Copy out the entries in full and with complete accuracy; pictures are excluded.
++++ DATA SUPPLIED ++++
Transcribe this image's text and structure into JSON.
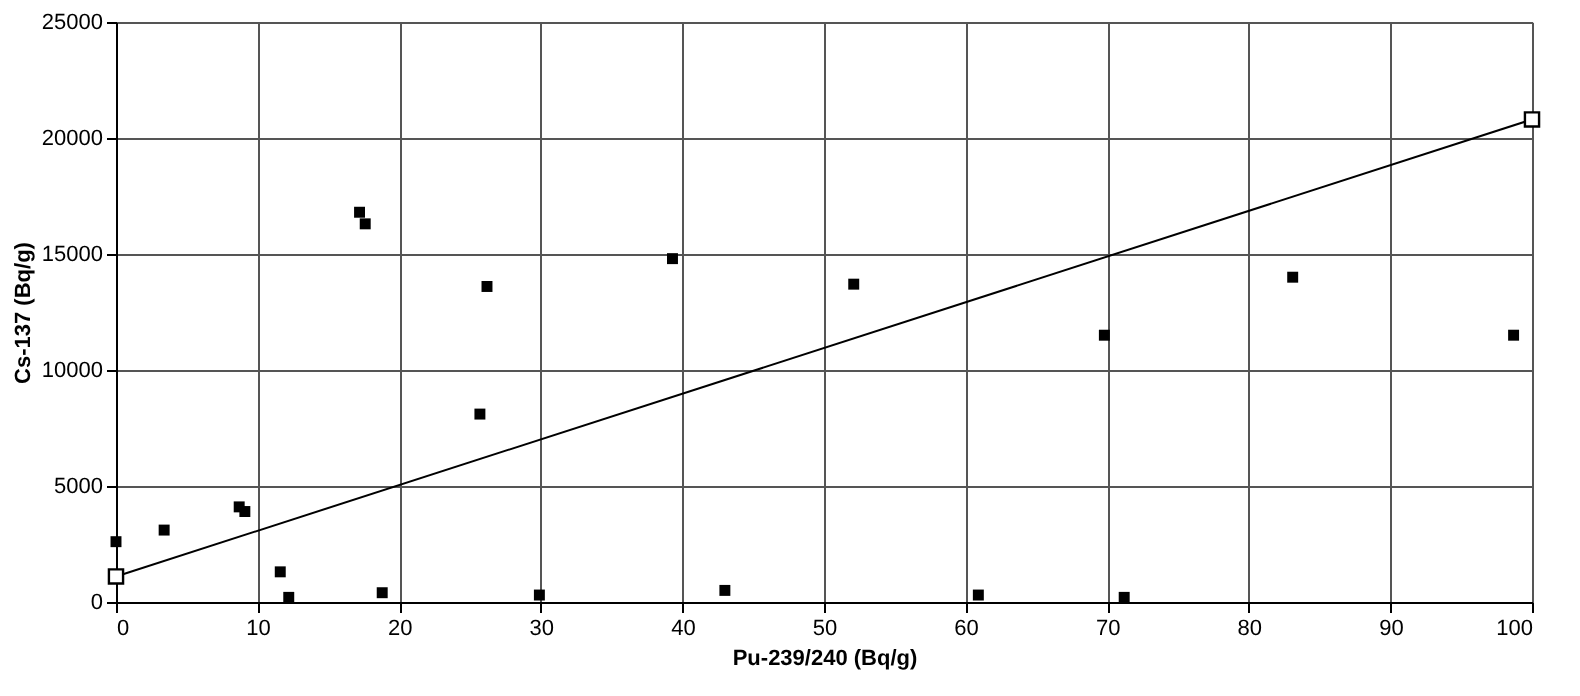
{
  "chart_data": {
    "type": "scatter",
    "xlabel": "Pu-239/240 (Bq/g)",
    "ylabel": "Cs-137 (Bq/g)",
    "xlim": [
      0,
      100
    ],
    "ylim": [
      0,
      25000
    ],
    "xticks": [
      0,
      10,
      20,
      30,
      40,
      50,
      60,
      70,
      80,
      90,
      100
    ],
    "yticks": [
      0,
      5000,
      10000,
      15000,
      20000,
      25000
    ],
    "grid": true,
    "legend": false,
    "marker": "square",
    "series": [
      {
        "color": "#000000",
        "x": [
          0,
          3.4,
          8.7,
          9.1,
          11.6,
          12.2,
          17.2,
          17.6,
          18.8,
          25.7,
          26.2,
          29.9,
          39.3,
          43.0,
          52.1,
          60.9,
          69.8,
          71.2,
          83.1,
          98.7
        ],
        "values": [
          2600,
          3100,
          4100,
          3900,
          1300,
          200,
          16800,
          16300,
          400,
          8100,
          13600,
          300,
          14800,
          500,
          13700,
          300,
          11500,
          200,
          14000,
          11500
        ]
      },
      {
        "type": "line",
        "color": "#000000",
        "x": [
          0,
          100
        ],
        "values": [
          1100,
          20800
        ]
      }
    ]
  }
}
++++
*WRITTEN RESPONSE*:
Transcribe this image's text and structure into JSON.
{
  "chart_data": {
    "type": "scatter",
    "xlabel": "Pu-239/240 (Bq/g)",
    "ylabel": "Cs-137 (Bq/g)",
    "xlim": [
      0,
      100
    ],
    "ylim": [
      0,
      25000
    ],
    "xticks": [
      0,
      10,
      20,
      30,
      40,
      50,
      60,
      70,
      80,
      90,
      100
    ],
    "yticks": [
      0,
      5000,
      10000,
      15000,
      20000,
      25000
    ],
    "grid": true,
    "legend": false,
    "marker": "square",
    "series": [
      {
        "color": "#000000",
        "x": [
          0,
          3.4,
          8.7,
          9.1,
          11.6,
          12.2,
          17.2,
          17.6,
          18.8,
          25.7,
          26.2,
          29.9,
          39.3,
          43.0,
          52.1,
          60.9,
          69.8,
          71.2,
          83.1,
          98.7
        ],
        "values": [
          2600,
          3100,
          4100,
          3900,
          1300,
          200,
          16800,
          16300,
          400,
          8100,
          13600,
          300,
          14800,
          500,
          13700,
          300,
          11500,
          200,
          14000,
          11500
        ]
      },
      {
        "type": "line",
        "color": "#000000",
        "x": [
          0,
          100
        ],
        "values": [
          1100,
          20800
        ]
      }
    ]
  }
}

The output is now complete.